(Records)
--------------------------------
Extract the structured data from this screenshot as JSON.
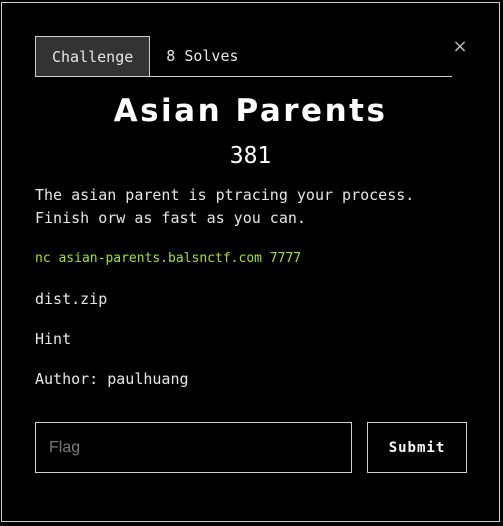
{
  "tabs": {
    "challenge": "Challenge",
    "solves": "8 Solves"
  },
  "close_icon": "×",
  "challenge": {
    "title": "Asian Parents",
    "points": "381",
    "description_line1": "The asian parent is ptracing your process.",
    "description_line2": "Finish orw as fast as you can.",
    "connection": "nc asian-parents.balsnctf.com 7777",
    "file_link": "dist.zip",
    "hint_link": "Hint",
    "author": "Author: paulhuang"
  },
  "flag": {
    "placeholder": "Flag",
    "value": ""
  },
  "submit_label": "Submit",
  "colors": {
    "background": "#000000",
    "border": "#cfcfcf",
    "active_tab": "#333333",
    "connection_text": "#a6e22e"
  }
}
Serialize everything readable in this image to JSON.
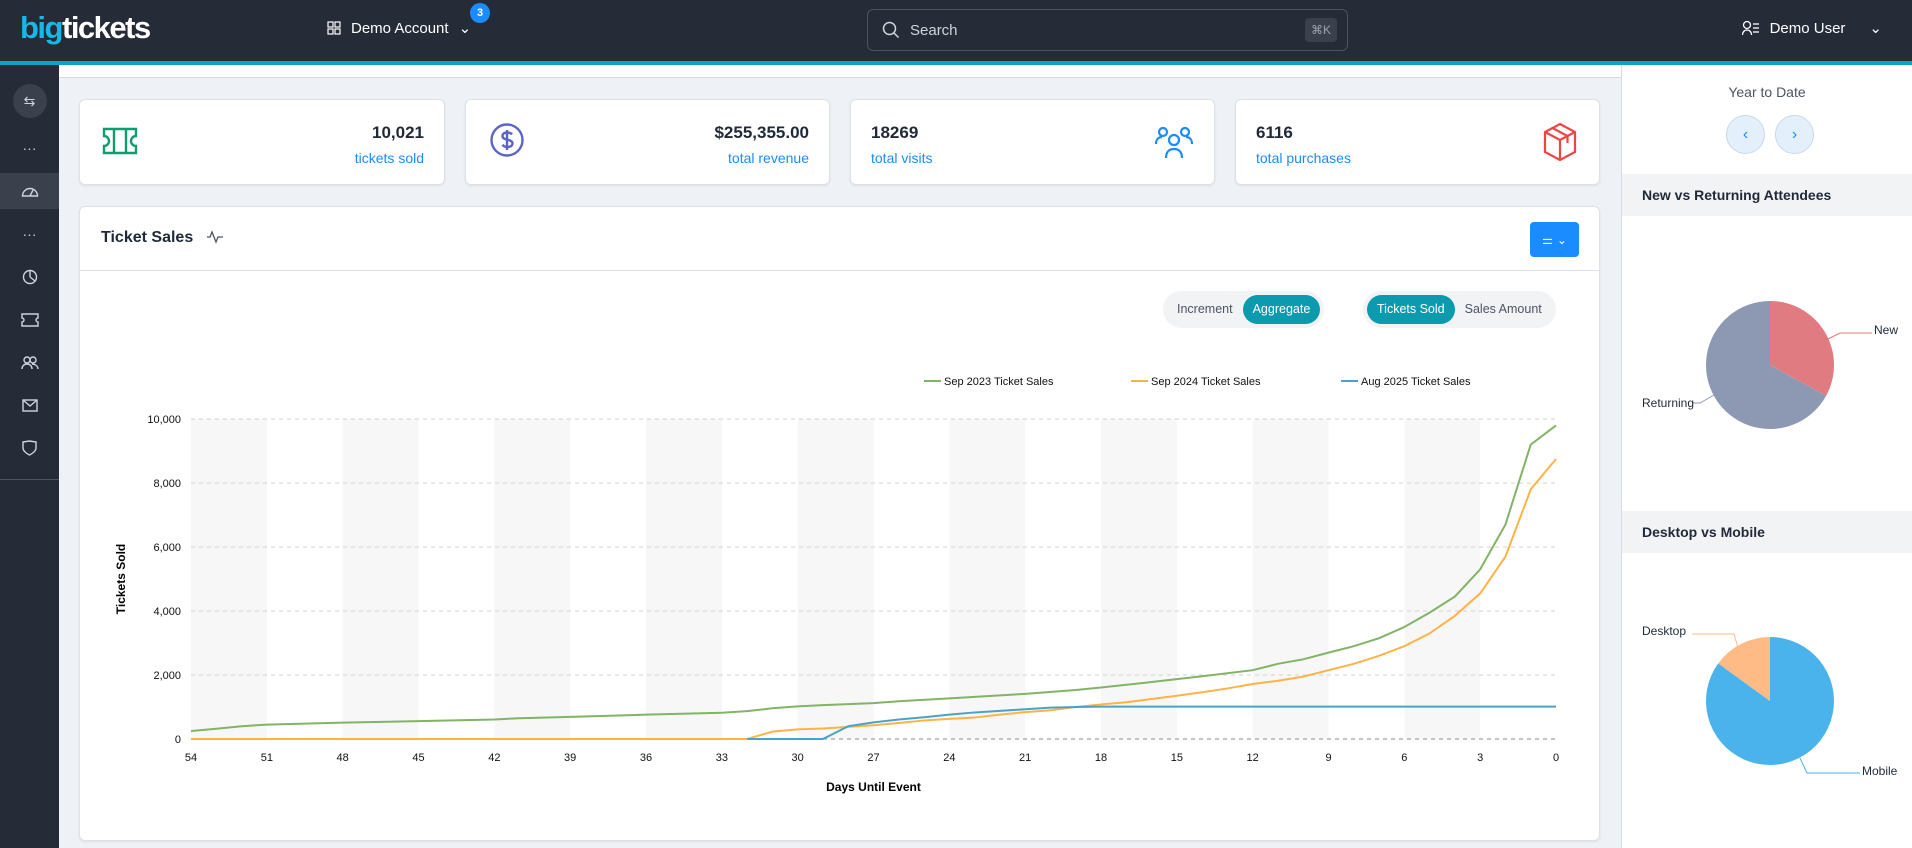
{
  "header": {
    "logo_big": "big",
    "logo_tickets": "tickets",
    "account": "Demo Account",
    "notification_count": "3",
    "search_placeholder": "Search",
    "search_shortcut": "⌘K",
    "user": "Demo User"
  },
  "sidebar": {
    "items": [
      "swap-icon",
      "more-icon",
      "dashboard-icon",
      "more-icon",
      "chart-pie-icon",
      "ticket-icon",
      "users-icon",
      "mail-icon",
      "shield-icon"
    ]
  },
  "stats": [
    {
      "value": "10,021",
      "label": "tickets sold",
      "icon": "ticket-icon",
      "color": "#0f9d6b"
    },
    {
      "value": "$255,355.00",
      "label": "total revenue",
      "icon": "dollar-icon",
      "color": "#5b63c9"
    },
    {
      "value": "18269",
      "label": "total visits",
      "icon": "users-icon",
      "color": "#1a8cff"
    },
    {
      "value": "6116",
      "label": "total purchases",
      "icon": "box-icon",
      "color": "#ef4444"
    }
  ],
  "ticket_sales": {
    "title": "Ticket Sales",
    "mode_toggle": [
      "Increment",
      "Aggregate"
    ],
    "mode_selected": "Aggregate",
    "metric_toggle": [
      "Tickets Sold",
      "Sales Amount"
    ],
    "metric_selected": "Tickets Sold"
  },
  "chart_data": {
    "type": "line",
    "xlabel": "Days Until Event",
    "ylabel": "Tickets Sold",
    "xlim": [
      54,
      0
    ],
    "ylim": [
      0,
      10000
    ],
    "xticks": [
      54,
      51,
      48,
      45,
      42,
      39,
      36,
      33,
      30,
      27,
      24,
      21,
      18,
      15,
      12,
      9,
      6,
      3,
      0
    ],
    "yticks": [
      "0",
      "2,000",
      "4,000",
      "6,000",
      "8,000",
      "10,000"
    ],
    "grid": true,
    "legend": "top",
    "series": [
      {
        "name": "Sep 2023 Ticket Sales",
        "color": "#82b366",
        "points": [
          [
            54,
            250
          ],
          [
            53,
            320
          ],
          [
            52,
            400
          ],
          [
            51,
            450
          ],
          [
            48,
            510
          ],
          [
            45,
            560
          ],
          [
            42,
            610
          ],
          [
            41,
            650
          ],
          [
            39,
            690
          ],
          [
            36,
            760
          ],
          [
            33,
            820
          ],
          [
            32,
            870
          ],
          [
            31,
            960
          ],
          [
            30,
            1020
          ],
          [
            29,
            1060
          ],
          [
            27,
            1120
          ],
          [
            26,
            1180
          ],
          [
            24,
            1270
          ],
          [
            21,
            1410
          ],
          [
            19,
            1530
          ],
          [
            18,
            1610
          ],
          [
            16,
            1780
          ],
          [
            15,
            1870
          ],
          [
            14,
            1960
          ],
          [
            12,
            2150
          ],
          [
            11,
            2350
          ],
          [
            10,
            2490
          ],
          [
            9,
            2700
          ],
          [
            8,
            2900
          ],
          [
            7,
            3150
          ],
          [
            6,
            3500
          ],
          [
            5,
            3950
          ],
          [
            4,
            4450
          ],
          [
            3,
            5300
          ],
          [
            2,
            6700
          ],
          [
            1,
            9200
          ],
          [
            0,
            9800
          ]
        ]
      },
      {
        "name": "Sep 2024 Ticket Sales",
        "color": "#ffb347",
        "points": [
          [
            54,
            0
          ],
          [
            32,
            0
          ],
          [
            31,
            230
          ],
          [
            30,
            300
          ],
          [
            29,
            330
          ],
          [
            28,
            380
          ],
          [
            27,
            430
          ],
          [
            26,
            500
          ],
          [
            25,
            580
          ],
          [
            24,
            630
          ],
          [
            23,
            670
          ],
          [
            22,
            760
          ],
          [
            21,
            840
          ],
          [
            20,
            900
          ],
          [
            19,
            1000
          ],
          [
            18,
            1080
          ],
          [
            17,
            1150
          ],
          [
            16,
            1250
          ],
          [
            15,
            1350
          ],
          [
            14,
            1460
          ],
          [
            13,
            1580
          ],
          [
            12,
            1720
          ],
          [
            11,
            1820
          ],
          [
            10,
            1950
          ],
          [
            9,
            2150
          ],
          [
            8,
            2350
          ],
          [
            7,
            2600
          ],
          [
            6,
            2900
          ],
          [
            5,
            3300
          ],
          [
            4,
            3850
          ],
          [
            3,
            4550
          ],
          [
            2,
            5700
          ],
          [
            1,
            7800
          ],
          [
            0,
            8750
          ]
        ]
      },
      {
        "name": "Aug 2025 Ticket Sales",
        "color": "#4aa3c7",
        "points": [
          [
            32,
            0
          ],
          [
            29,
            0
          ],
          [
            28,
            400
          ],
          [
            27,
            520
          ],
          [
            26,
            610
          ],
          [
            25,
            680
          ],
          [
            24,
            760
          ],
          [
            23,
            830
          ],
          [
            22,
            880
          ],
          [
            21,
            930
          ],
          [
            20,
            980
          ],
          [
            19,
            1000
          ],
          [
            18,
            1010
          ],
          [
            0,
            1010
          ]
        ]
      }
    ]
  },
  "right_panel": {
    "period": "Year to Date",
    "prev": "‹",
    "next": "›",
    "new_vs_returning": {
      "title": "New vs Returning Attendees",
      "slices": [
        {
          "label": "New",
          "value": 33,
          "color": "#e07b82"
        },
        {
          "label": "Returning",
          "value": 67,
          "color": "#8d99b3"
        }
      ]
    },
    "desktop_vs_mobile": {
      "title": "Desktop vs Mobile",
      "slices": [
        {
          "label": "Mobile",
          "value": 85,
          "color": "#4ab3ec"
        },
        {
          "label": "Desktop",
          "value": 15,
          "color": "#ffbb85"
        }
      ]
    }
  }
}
--------------------------------
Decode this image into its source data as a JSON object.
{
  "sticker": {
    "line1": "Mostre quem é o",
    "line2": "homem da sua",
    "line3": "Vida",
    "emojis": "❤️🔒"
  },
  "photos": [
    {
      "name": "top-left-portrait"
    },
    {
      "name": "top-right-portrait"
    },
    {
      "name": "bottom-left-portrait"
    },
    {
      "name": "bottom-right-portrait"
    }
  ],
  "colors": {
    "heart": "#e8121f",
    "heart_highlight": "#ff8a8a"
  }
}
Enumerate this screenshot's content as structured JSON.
--------------------------------
§ **WHAT IS EXPECTED**
Start with the line that contains "Decode this image" and end with the line that contains "Enumerate this screenshot's"; give those lines again exactly, and no others.

§ **TASK RESPONSE**
Decode this image into its source data as a JSON object.
{
  "sticker": {
    "line1": "Mostre quem é o",
    "line2": "homem da sua",
    "line3": "Vida",
    "emojis": "❤️🔒"
  },
  "photos": [
    {
      "name": "top-left-portrait"
    },
    {
      "name": "top-right-portrait"
    },
    {
      "name": "bottom-left-portrait"
    },
    {
      "name": "bottom-right-portrait"
    }
  ],
  "colors": {
    "heart": "#e8121f",
    "heart_highlight": "#ff8a8a"
  }
}
Enumerate this screenshot's content as structured JSON.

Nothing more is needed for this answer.